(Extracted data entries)
_ _ _ _

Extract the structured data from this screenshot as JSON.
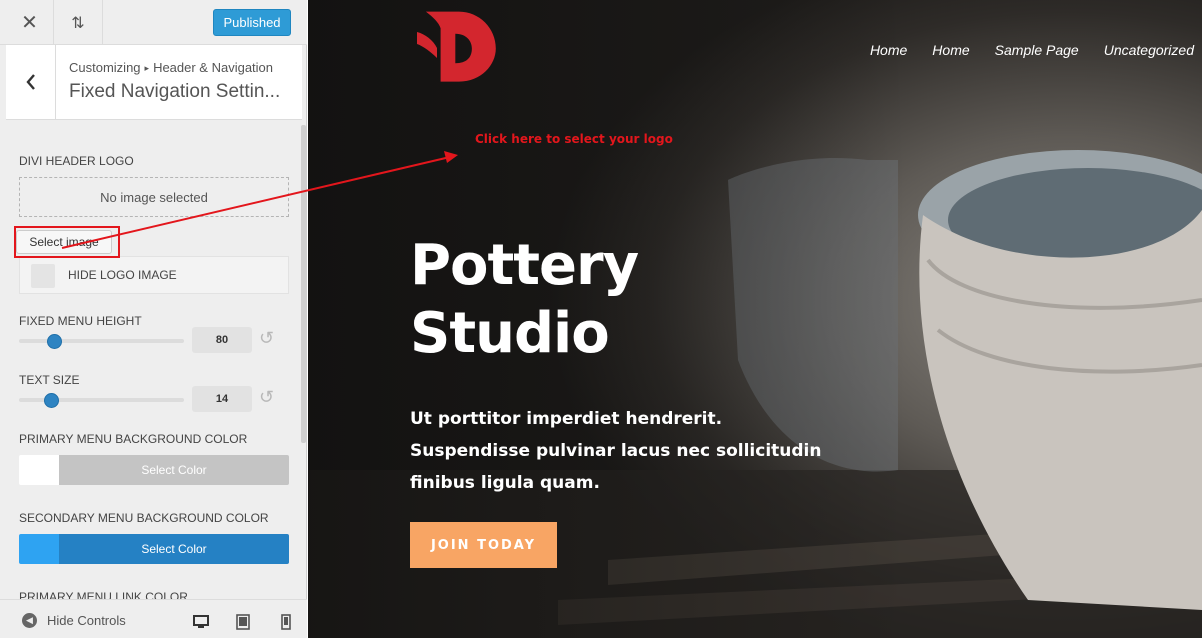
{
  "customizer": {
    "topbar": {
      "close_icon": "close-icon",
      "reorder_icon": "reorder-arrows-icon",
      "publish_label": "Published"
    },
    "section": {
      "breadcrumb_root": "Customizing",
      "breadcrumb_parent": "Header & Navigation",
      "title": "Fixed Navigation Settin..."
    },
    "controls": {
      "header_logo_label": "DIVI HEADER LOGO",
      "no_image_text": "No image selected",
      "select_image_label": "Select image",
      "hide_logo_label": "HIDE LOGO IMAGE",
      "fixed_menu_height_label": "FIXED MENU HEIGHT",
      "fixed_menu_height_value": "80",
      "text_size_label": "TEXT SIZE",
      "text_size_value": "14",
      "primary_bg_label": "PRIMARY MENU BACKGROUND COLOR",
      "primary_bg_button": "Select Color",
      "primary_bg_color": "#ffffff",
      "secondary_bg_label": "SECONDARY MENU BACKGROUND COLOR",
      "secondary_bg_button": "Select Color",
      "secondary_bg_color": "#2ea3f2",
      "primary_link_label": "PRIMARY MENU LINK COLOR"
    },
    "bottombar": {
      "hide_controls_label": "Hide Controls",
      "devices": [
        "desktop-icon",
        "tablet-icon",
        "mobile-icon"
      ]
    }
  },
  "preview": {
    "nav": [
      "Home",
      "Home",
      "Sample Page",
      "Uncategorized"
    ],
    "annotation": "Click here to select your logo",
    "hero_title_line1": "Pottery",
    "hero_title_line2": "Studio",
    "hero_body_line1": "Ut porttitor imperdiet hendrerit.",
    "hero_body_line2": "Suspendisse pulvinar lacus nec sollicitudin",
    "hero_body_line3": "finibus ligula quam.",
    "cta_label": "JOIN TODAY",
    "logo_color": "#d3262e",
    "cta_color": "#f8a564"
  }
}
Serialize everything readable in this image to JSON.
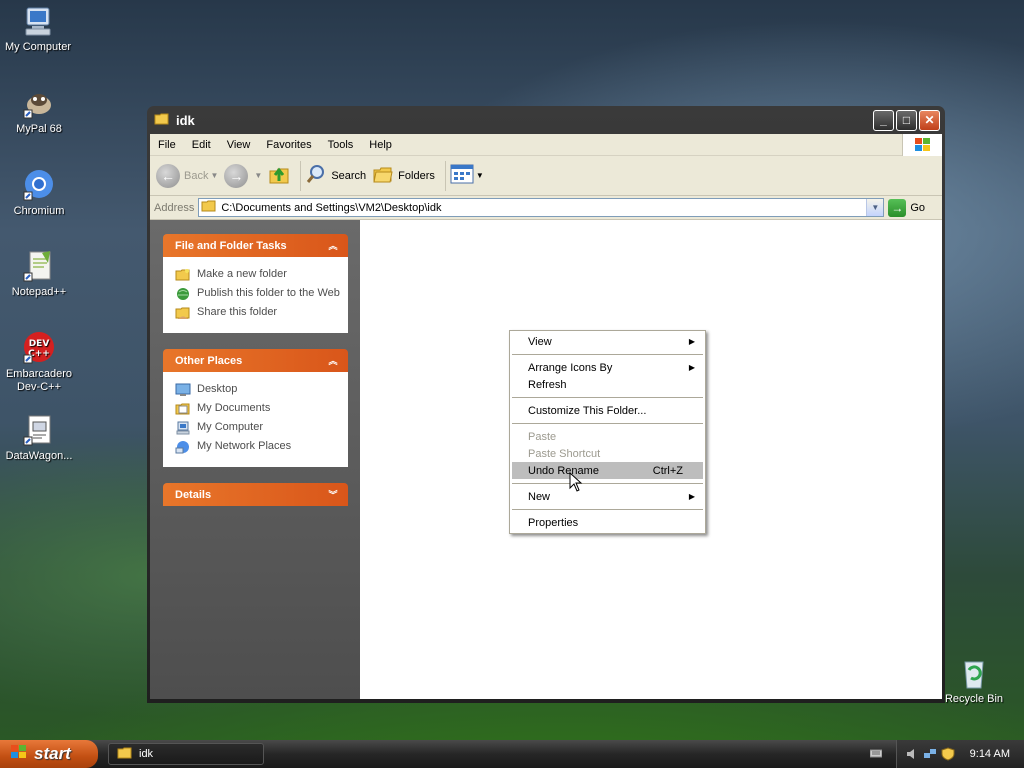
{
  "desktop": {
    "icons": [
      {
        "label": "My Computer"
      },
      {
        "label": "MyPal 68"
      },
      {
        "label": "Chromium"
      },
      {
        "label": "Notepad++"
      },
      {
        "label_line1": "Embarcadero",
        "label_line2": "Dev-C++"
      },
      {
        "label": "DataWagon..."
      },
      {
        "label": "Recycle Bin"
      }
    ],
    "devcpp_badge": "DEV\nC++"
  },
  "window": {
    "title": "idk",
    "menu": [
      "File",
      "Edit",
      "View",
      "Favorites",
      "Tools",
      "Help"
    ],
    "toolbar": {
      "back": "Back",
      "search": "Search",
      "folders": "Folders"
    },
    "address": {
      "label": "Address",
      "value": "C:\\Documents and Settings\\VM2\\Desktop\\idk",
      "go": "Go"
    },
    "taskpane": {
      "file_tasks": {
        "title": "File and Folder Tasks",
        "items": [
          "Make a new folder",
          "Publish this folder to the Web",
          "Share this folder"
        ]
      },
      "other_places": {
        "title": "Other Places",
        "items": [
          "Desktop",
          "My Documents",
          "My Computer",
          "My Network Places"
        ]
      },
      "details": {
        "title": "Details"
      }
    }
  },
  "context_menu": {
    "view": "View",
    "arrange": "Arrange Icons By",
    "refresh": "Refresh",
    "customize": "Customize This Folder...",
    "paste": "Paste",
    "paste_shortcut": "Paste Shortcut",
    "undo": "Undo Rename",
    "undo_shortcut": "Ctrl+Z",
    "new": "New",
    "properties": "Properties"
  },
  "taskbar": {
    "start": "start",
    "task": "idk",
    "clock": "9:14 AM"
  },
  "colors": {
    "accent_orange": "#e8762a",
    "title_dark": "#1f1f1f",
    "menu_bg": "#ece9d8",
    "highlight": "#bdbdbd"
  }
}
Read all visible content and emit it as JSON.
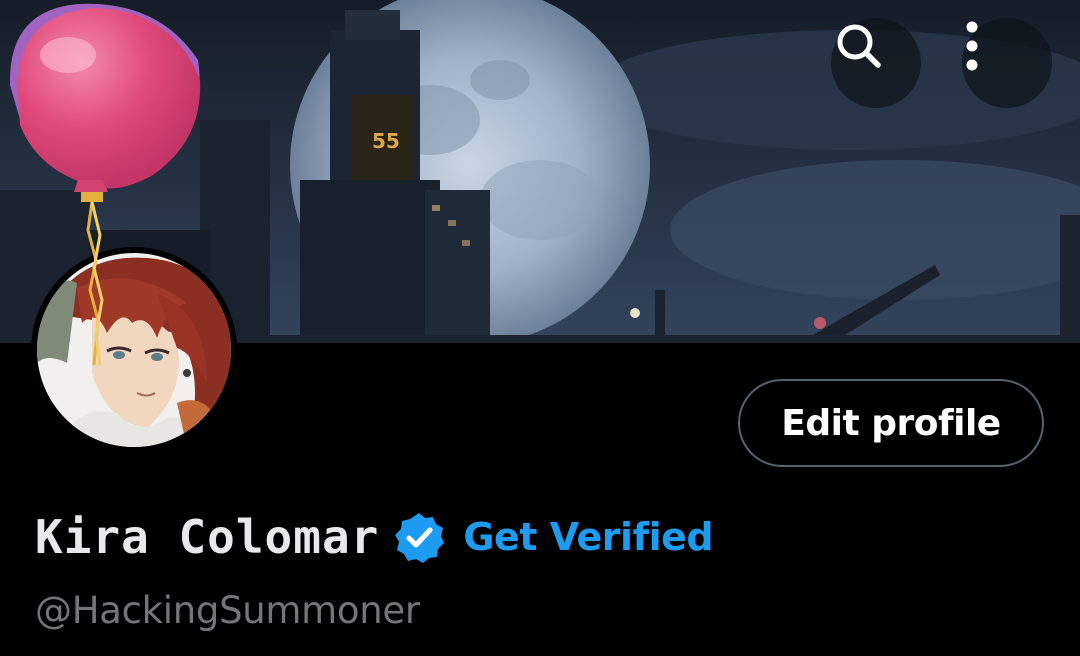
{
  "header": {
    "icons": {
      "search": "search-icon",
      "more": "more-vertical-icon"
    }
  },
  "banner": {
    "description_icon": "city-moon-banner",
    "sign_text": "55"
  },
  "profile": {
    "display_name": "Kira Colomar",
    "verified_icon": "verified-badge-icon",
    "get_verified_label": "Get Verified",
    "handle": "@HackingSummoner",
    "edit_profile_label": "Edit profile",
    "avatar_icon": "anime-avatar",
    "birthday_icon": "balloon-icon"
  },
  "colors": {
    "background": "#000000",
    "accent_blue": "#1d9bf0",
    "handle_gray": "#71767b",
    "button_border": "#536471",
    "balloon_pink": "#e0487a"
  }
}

_ _ _ _

GIVEN EXERCISE:
Reproduce the data above in full, exactly as it is, with the pictures left out.

ANSWER:
Extract the structured data from this screenshot as JSON.
{
  "customizer": {
    "topbar": {
      "close_icon": "close-icon",
      "reorder_icon": "reorder-arrows-icon",
      "publish_label": "Published"
    },
    "section": {
      "breadcrumb_root": "Customizing",
      "breadcrumb_parent": "Header & Navigation",
      "title": "Fixed Navigation Settin..."
    },
    "controls": {
      "header_logo_label": "DIVI HEADER LOGO",
      "no_image_text": "No image selected",
      "select_image_label": "Select image",
      "hide_logo_label": "HIDE LOGO IMAGE",
      "fixed_menu_height_label": "FIXED MENU HEIGHT",
      "fixed_menu_height_value": "80",
      "text_size_label": "TEXT SIZE",
      "text_size_value": "14",
      "primary_bg_label": "PRIMARY MENU BACKGROUND COLOR",
      "primary_bg_button": "Select Color",
      "primary_bg_color": "#ffffff",
      "secondary_bg_label": "SECONDARY MENU BACKGROUND COLOR",
      "secondary_bg_button": "Select Color",
      "secondary_bg_color": "#2ea3f2",
      "primary_link_label": "PRIMARY MENU LINK COLOR"
    },
    "bottombar": {
      "hide_controls_label": "Hide Controls",
      "devices": [
        "desktop-icon",
        "tablet-icon",
        "mobile-icon"
      ]
    }
  },
  "preview": {
    "nav": [
      "Home",
      "Home",
      "Sample Page",
      "Uncategorized"
    ],
    "annotation": "Click here to select your logo",
    "hero_title_line1": "Pottery",
    "hero_title_line2": "Studio",
    "hero_body_line1": "Ut porttitor imperdiet hendrerit.",
    "hero_body_line2": "Suspendisse pulvinar lacus nec sollicitudin",
    "hero_body_line3": "finibus ligula quam.",
    "cta_label": "JOIN TODAY",
    "logo_color": "#d3262e",
    "cta_color": "#f8a564"
  }
}
Serialize everything readable in this image to JSON.
{
  "desktop": {
    "icons": [
      {
        "label": "My Computer"
      },
      {
        "label": "MyPal 68"
      },
      {
        "label": "Chromium"
      },
      {
        "label": "Notepad++"
      },
      {
        "label_line1": "Embarcadero",
        "label_line2": "Dev-C++"
      },
      {
        "label": "DataWagon..."
      },
      {
        "label": "Recycle Bin"
      }
    ],
    "devcpp_badge": "DEV\nC++"
  },
  "window": {
    "title": "idk",
    "menu": [
      "File",
      "Edit",
      "View",
      "Favorites",
      "Tools",
      "Help"
    ],
    "toolbar": {
      "back": "Back",
      "search": "Search",
      "folders": "Folders"
    },
    "address": {
      "label": "Address",
      "value": "C:\\Documents and Settings\\VM2\\Desktop\\idk",
      "go": "Go"
    },
    "taskpane": {
      "file_tasks": {
        "title": "File and Folder Tasks",
        "items": [
          "Make a new folder",
          "Publish this folder to the Web",
          "Share this folder"
        ]
      },
      "other_places": {
        "title": "Other Places",
        "items": [
          "Desktop",
          "My Documents",
          "My Computer",
          "My Network Places"
        ]
      },
      "details": {
        "title": "Details"
      }
    }
  },
  "context_menu": {
    "view": "View",
    "arrange": "Arrange Icons By",
    "refresh": "Refresh",
    "customize": "Customize This Folder...",
    "paste": "Paste",
    "paste_shortcut": "Paste Shortcut",
    "undo": "Undo Rename",
    "undo_shortcut": "Ctrl+Z",
    "new": "New",
    "properties": "Properties"
  },
  "taskbar": {
    "start": "start",
    "task": "idk",
    "clock": "9:14 AM"
  },
  "colors": {
    "accent_orange": "#e8762a",
    "title_dark": "#1f1f1f",
    "menu_bg": "#ece9d8",
    "highlight": "#bdbdbd"
  }
}
Read all visible content and emit it as JSON.
{
  "header": {
    "icons": {
      "search": "search-icon",
      "more": "more-vertical-icon"
    }
  },
  "banner": {
    "description_icon": "city-moon-banner",
    "sign_text": "55"
  },
  "profile": {
    "display_name": "Kira Colomar",
    "verified_icon": "verified-badge-icon",
    "get_verified_label": "Get Verified",
    "handle": "@HackingSummoner",
    "edit_profile_label": "Edit profile",
    "avatar_icon": "anime-avatar",
    "birthday_icon": "balloon-icon"
  },
  "colors": {
    "background": "#000000",
    "accent_blue": "#1d9bf0",
    "handle_gray": "#71767b",
    "button_border": "#536471",
    "balloon_pink": "#e0487a"
  }
}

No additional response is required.